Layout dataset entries

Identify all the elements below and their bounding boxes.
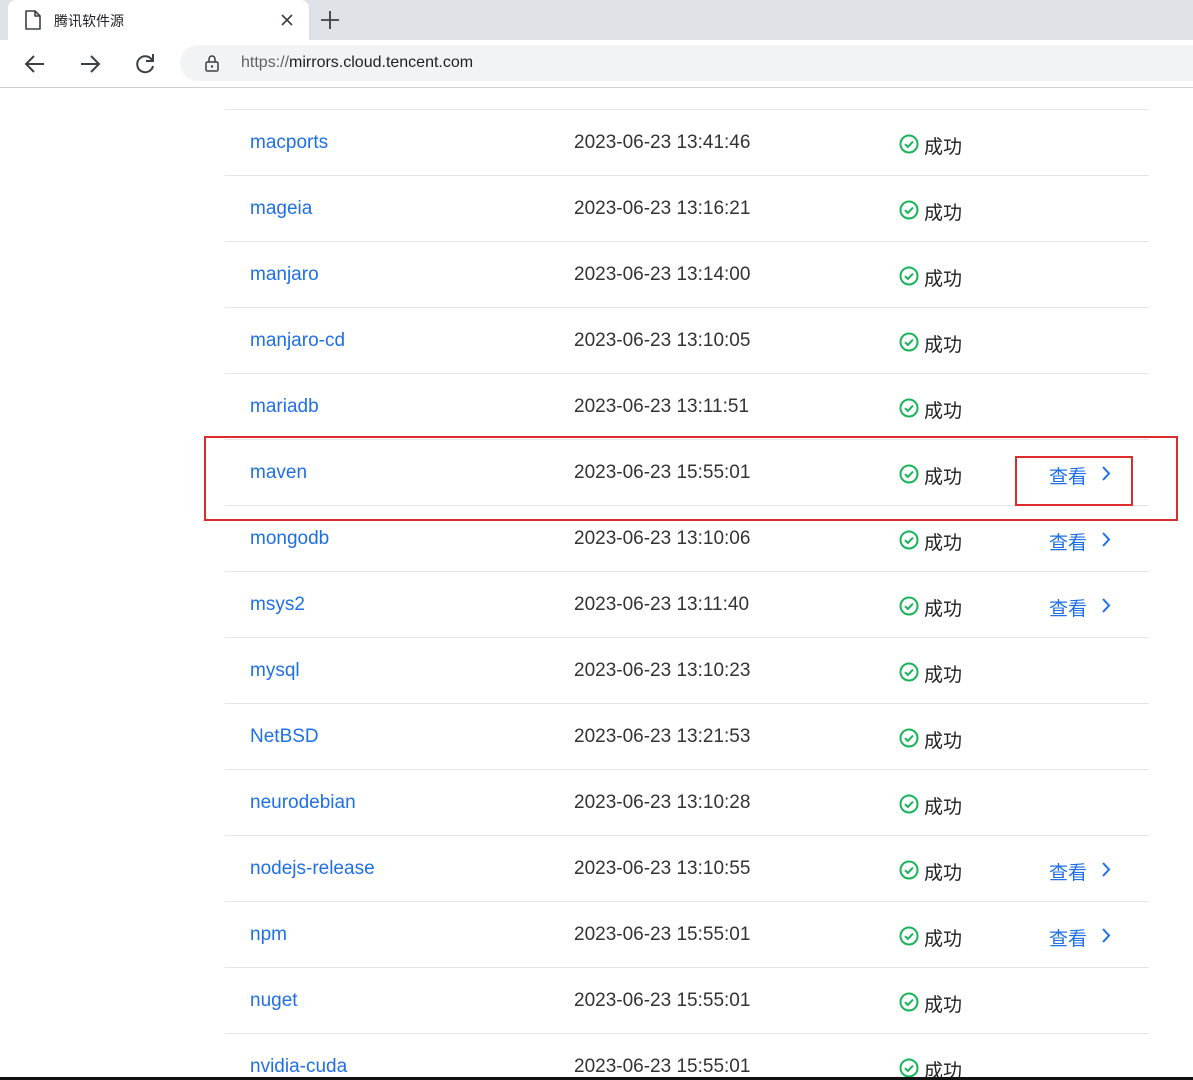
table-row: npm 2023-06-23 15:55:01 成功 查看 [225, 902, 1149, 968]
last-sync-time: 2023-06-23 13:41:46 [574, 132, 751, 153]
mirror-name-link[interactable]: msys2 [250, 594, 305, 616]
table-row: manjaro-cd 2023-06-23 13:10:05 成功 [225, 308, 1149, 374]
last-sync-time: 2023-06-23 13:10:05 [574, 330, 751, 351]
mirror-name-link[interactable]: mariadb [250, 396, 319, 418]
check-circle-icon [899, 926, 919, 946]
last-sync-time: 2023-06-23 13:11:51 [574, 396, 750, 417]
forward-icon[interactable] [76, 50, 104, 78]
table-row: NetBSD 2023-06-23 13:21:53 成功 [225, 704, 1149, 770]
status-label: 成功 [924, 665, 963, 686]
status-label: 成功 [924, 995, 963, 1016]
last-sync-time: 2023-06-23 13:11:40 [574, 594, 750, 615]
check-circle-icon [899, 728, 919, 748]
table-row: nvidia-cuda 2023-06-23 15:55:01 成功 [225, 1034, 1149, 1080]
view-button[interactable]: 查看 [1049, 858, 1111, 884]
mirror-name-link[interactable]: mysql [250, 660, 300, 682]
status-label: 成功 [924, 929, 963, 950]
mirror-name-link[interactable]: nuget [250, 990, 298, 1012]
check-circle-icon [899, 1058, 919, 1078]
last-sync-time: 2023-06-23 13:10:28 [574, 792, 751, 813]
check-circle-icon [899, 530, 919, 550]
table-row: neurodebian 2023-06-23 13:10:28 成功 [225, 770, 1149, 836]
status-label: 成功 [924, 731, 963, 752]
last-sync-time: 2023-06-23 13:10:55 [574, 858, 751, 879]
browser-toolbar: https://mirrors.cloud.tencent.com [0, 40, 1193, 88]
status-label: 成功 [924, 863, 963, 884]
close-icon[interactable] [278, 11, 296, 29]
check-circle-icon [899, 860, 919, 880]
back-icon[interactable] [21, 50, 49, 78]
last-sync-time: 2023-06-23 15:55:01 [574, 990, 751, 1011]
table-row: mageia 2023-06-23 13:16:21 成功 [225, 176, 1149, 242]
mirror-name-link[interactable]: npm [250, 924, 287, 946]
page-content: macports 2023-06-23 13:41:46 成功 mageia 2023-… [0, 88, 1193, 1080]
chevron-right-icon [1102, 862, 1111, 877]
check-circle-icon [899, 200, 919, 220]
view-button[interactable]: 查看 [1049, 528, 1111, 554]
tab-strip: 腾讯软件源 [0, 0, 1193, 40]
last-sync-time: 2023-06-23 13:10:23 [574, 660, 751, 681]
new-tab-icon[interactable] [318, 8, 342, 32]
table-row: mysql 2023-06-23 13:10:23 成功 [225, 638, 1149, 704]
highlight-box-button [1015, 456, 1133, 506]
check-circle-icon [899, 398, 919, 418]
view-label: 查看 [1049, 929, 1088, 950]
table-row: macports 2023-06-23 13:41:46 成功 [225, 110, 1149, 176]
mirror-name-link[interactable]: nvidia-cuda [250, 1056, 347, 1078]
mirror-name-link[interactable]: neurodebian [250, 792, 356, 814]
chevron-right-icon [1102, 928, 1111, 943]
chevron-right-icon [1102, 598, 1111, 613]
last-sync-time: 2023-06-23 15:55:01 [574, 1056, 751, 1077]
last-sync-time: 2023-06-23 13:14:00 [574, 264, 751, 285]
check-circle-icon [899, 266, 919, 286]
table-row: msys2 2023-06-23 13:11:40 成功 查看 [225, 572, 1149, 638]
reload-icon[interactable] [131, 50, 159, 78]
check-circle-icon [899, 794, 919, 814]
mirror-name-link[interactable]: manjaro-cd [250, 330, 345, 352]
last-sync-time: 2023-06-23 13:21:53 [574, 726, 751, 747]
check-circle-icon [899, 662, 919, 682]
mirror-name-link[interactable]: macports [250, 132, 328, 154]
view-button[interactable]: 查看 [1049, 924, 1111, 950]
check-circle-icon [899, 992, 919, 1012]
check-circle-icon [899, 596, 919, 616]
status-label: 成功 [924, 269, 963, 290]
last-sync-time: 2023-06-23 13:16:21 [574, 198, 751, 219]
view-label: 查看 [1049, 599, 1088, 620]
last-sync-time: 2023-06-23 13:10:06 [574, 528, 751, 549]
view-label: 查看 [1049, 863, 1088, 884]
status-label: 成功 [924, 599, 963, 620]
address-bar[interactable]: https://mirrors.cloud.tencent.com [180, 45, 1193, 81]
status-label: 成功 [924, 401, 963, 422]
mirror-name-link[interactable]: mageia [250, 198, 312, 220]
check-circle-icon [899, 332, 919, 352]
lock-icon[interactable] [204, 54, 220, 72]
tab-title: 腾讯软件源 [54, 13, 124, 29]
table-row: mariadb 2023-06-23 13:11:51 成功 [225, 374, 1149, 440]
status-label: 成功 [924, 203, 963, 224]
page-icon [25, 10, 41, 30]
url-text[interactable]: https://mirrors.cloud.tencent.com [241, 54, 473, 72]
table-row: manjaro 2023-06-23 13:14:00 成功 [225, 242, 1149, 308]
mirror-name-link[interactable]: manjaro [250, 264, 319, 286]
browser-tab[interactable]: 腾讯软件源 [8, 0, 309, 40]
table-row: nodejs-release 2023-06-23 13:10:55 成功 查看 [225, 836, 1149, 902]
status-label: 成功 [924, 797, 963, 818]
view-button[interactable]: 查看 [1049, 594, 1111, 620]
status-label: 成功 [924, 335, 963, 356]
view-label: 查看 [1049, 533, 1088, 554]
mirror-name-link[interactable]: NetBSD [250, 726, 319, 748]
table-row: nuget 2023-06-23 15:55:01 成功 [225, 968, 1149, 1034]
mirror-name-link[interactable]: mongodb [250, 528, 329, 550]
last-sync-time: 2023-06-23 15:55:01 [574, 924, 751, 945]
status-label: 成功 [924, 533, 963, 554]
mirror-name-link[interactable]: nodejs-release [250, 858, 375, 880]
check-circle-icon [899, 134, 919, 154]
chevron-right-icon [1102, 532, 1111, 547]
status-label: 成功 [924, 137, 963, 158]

---

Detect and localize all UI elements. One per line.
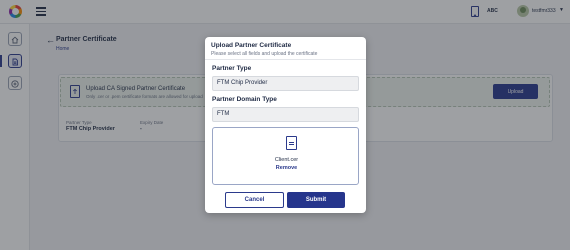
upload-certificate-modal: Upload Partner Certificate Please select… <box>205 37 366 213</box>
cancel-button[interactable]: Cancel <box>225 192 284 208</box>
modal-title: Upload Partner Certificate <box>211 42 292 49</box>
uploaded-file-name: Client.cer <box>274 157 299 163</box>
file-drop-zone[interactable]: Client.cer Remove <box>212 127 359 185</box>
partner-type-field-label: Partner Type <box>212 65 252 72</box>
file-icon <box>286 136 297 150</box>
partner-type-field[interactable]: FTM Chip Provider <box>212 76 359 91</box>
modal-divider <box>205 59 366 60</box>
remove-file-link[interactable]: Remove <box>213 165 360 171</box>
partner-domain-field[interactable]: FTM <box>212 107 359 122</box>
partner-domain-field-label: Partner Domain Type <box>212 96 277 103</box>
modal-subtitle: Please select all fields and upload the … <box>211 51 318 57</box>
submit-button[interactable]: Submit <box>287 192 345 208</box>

What the task asks: Reproduce unchanged the lines of the listing above, beginning with the line containing "table-row: npm 2023-06-23" and running through the line containing "table-row: mageia 2023-06-23", both included.

Problem solution:
table-row: npm 2023-06-23 15:55:01 成功 查看 [225, 902, 1149, 968]
last-sync-time: 2023-06-23 13:41:46 [574, 132, 751, 153]
mirror-name-link[interactable]: msys2 [250, 594, 305, 616]
table-row: manjaro-cd 2023-06-23 13:10:05 成功 [225, 308, 1149, 374]
last-sync-time: 2023-06-23 13:10:05 [574, 330, 751, 351]
mirror-name-link[interactable]: mariadb [250, 396, 319, 418]
check-circle-icon [899, 926, 919, 946]
last-sync-time: 2023-06-23 13:11:51 [574, 396, 750, 417]
forward-icon[interactable] [76, 50, 104, 78]
table-row: NetBSD 2023-06-23 13:21:53 成功 [225, 704, 1149, 770]
status-label: 成功 [924, 665, 963, 686]
status-label: 成功 [924, 995, 963, 1016]
last-sync-time: 2023-06-23 13:11:40 [574, 594, 750, 615]
check-circle-icon [899, 728, 919, 748]
table-row: nvidia-cuda 2023-06-23 15:55:01 成功 [225, 1034, 1149, 1080]
view-button[interactable]: 查看 [1049, 858, 1111, 884]
mirror-name-link[interactable]: mysql [250, 660, 300, 682]
status-label: 成功 [924, 929, 963, 950]
mirror-name-link[interactable]: nuget [250, 990, 298, 1012]
check-circle-icon [899, 1058, 919, 1078]
last-sync-time: 2023-06-23 13:10:28 [574, 792, 751, 813]
check-circle-icon [899, 530, 919, 550]
table-row: neurodebian 2023-06-23 13:10:28 成功 [225, 770, 1149, 836]
status-label: 成功 [924, 731, 963, 752]
last-sync-time: 2023-06-23 13:10:55 [574, 858, 751, 879]
browser-toolbar: https://mirrors.cloud.tencent.com [0, 40, 1193, 88]
status-label: 成功 [924, 863, 963, 884]
close-icon[interactable] [278, 11, 296, 29]
check-circle-icon [899, 860, 919, 880]
back-icon[interactable] [21, 50, 49, 78]
last-sync-time: 2023-06-23 15:55:01 [574, 990, 751, 1011]
table-row: mageia 2023-06-23 13:16:21 成功 [225, 176, 1149, 242]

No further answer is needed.